[Extracted records]
* * * * *
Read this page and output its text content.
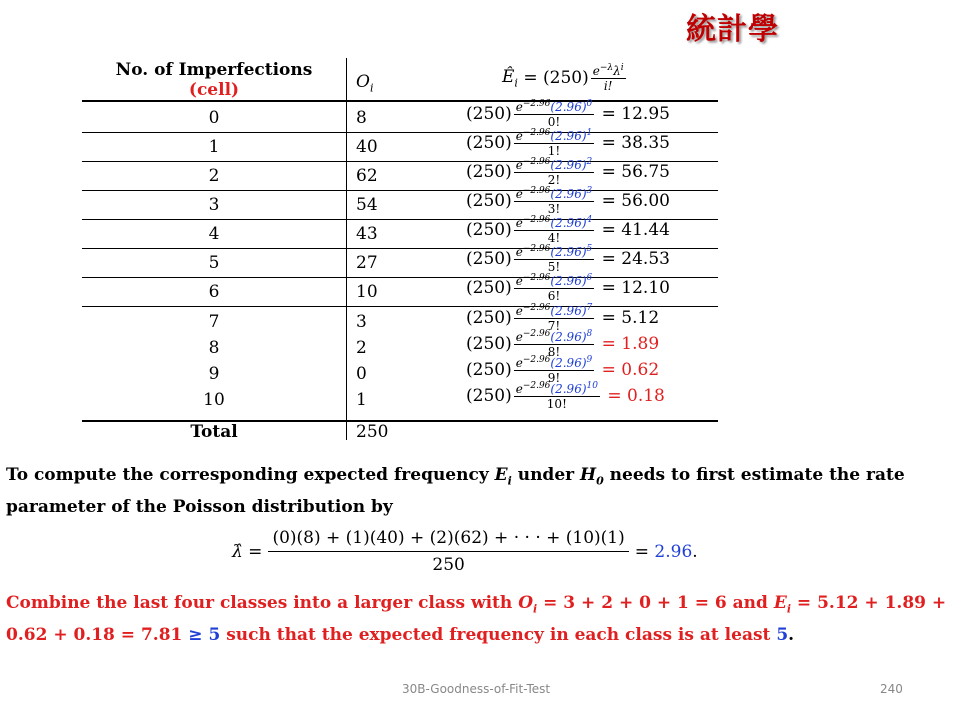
統計學
No. of Imperfections
(cell)	$O_i$
$Ê_i = (250) \frac{e^{-\lambda}\lambda^i}{i!}$
0	8	$(250) \frac{e^{-2.96}(2.96)^0}{0!}$
= 12.95
1	40	$(250) \frac{e^{-2.96}(2.96)^1}{1!}$
= 38.35
2	62	$(250) \frac{e^{-2.96}(2.96)^2}{2!}$
= 56.75
3	54	$(250) \frac{e^{-2.96}(2.96)^3}{3!}$
= 56.00
4	43	$(250) \frac{e^{-2.96}(2.96)^4}{4!}$
= 41.44
5	27	$(250) \frac{e^{-2.96}(2.96)^5}{5!}$
= 24.53
6	10	$(250) \frac{e^{-2.96}(2.96)^6}{6!}$
= 12.10
7	3	$(250) \frac{e^{-2.96}(2.96)^7}{7!}$
= 5.12
8	2	$(250) \frac{e^{-2.96}(2.96)^8}{8!}$
= 1.89
9	0	$(250) \frac{e^{-2.96}(2.96)^9}{9!}$
= 0.62
10	1	$(250) \frac{e^{-2.96}(2.96)^{10}}{10!}$
= 0.18
Total	250
To compute the corresponding expected frequency $E_i$ under $H_0$ needs to first estimate the rate parameter of the Poisson distribution by
λ̂ = $\frac{(0)(8) + (1)(40) + (2)(62) + \cdot \cdot \cdot + (10)(1)}{250} = 2.96$ .
Combine the last four classes into a larger class with $O_i = 3 + 2 + 0 + 1 = 6$ and $E_i = 5.12 + 1.89 + 0.62 + 0.18 = 7.81 \ge 5$ such that the expected frequency in each class is at least 5.
30B-Goodness-of-Fit-Test	240
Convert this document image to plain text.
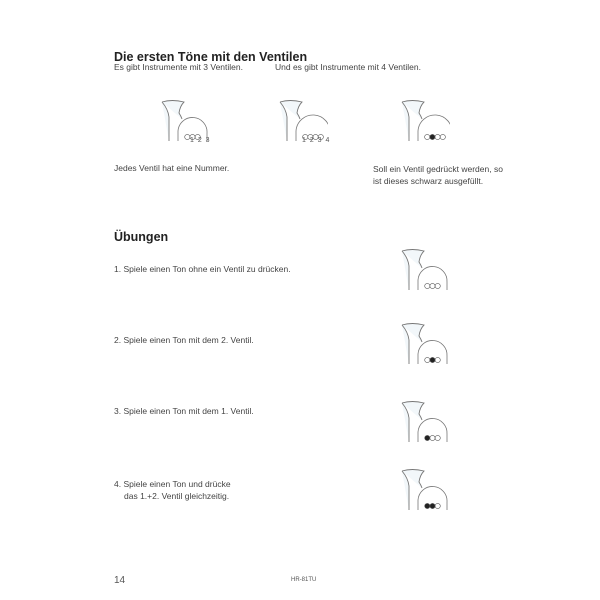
Die ersten Töne mit den Ventilen
Es gibt Instrumente mit 3 Ventilen.	Und es gibt Instrumente mit 4 Ventilen.
1 2 3	1 2 3 4
Jedes Ventil hat eine Nummer.	Soll ein Ventil gedrückt werden, so
ist dieses schwarz ausgefüllt.
Übungen
1. Spiele einen Ton ohne ein Ventil zu drücken.
2. Spiele einen Ton mit dem 2. Ventil.
3. Spiele einen Ton mit dem 1. Ventil.
4. Spiele einen Ton und drücke
das 1.+2. Ventil gleichzeitig.
14	HR-81TU
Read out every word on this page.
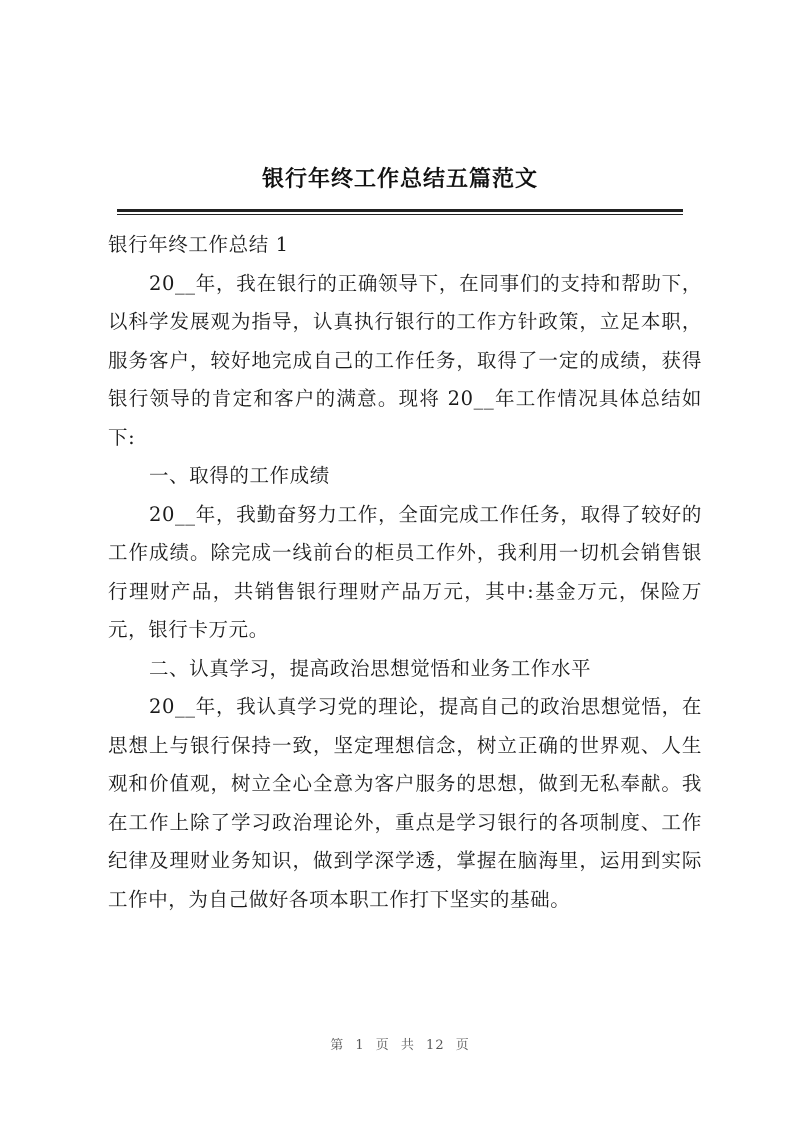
银行年终工作总结五篇范文

银行年终工作总结 1

20__年，我在银行的正确领导下，在同事们的支持和帮助下，以科学发展观为指导，认真执行银行的工作方针政策，立足本职，服务客户，较好地完成自己的工作任务，取得了一定的成绩，获得银行领导的肯定和客户的满意。现将 20__年工作情况具体总结如下:

一、取得的工作成绩

20__年，我勤奋努力工作，全面完成工作任务，取得了较好的工作成绩。除完成一线前台的柜员工作外，我利用一切机会销售银行理财产品，共销售银行理财产品万元，其中:基金万元，保险万元，银行卡万元。

二、认真学习，提高政治思想觉悟和业务工作水平

20__年，我认真学习党的理论，提高自己的政治思想觉悟，在思想上与银行保持一致，坚定理想信念，树立正确的世界观、人生观和价值观，树立全心全意为客户服务的思想，做到无私奉献。我在工作上除了学习政治理论外，重点是学习银行的各项制度、工作纪律及理财业务知识，做到学深学透，掌握在脑海里，运用到实际工作中，为自己做好各项本职工作打下坚实的基础。

第 1 页 共 12 页
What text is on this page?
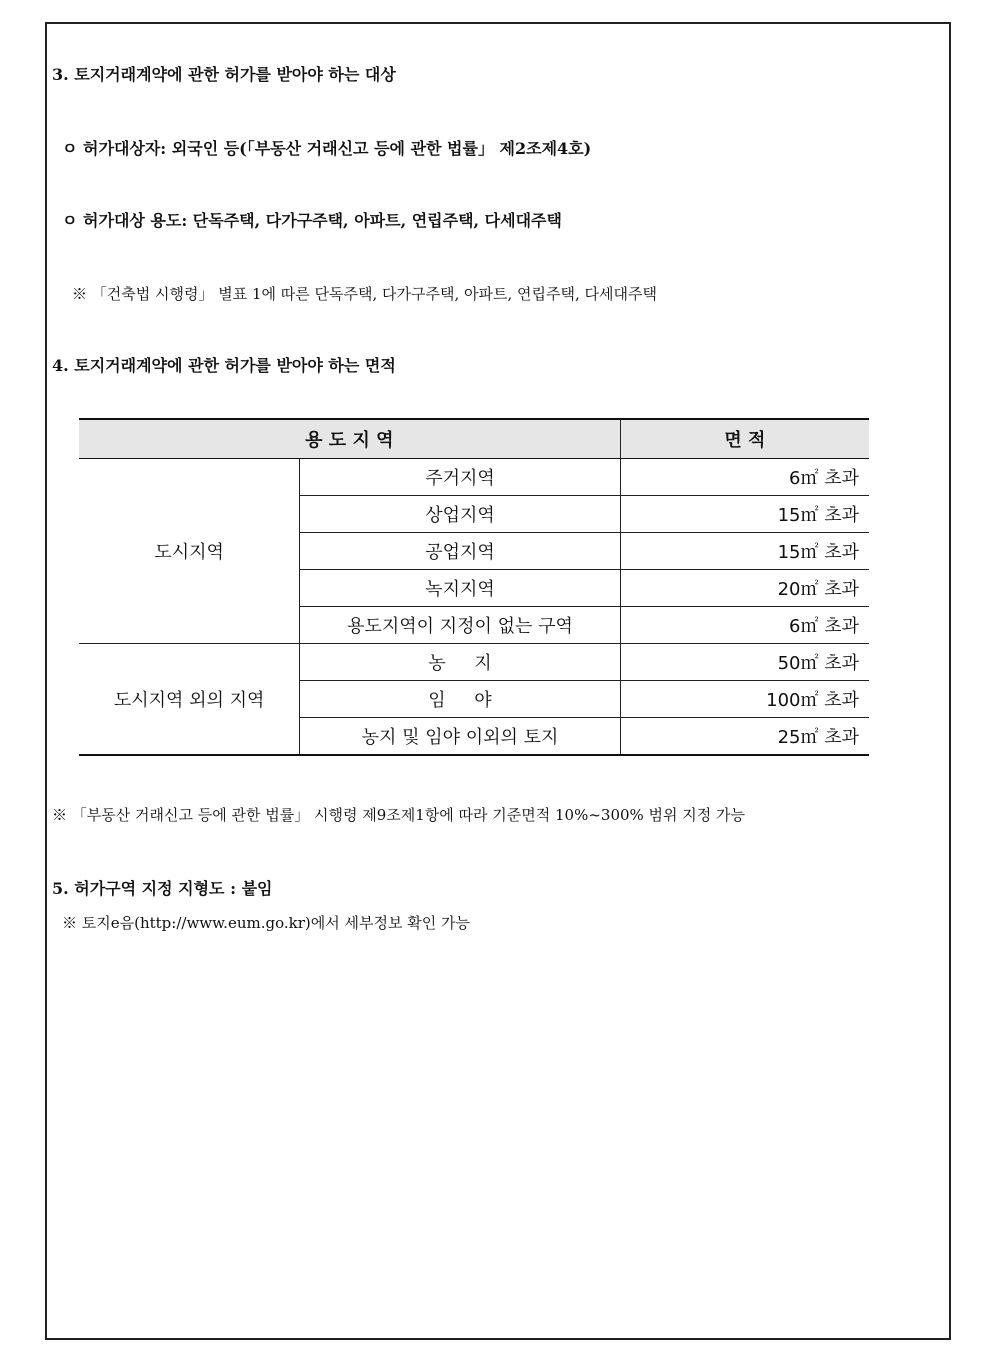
3. 토지거래계약에 관한 허가를 받아야 하는 대상
ㅇ 허가대상자: 외국인 등(「부동산 거래신고 등에 관한 법률」 제2조제4호)
ㅇ 허가대상 용도: 단독주택, 다가구주택, 아파트, 연립주택, 다세대주택
※ 「건축법 시행령」 별표 1에 따른 단독주택, 다가구주택, 아파트, 연립주택, 다세대주택
4. 토지거래계약에 관한 허가를 받아야 하는 면적
용 도 지 역		면 적
도시지역	주거지역	6㎡ 초과
	상업지역	15㎡ 초과
	공업지역	15㎡ 초과
	녹지지역	20㎡ 초과
	용도지역이 지정이 없는 구역	6㎡ 초과
도시지역 외의 지역	농     지	50㎡ 초과
	임     야	100㎡ 초과
	농지 및 임야 이외의 토지	25㎡ 초과
※ 「부동산 거래신고 등에 관한 법률」 시행령 제9조제1항에 따라 기준면적 10%~300% 범위 지정 가능
5. 허가구역 지정 지형도 : 붙임
※ 토지e음(http://www.eum.go.kr)에서 세부정보 확인 가능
* * * * *
[Written request]
Leave out all pictures and retype precisely the lines that run from the line containing "What text is on this page?" to the last line of the records.

[Completed task]
What text is on this page?
3. 토지거래계약에 관한 허가를 받아야 하는 대상
ㅇ 허가대상자: 외국인 등(「부동산 거래신고 등에 관한 법률」 제2조제4호)
ㅇ 허가대상 용도: 단독주택, 다가구주택, 아파트, 연립주택, 다세대주택
※ 「건축법 시행령」 별표 1에 따른 단독주택, 다가구주택, 아파트, 연립주택, 다세대주택
4. 토지거래계약에 관한 허가를 받아야 하는 면적
용 도 지 역		면 적
도시지역	주거지역	6㎡ 초과
	상업지역	15㎡ 초과
	공업지역	15㎡ 초과
	녹지지역	20㎡ 초과
	용도지역이 지정이 없는 구역	6㎡ 초과
도시지역 외의 지역	농     지	50㎡ 초과
	임     야	100㎡ 초과
	농지 및 임야 이외의 토지	25㎡ 초과
※ 「부동산 거래신고 등에 관한 법률」 시행령 제9조제1항에 따라 기준면적 10%~300% 범위 지정 가능
5. 허가구역 지정 지형도 : 붙임
※ 토지e음(http://www.eum.go.kr)에서 세부정보 확인 가능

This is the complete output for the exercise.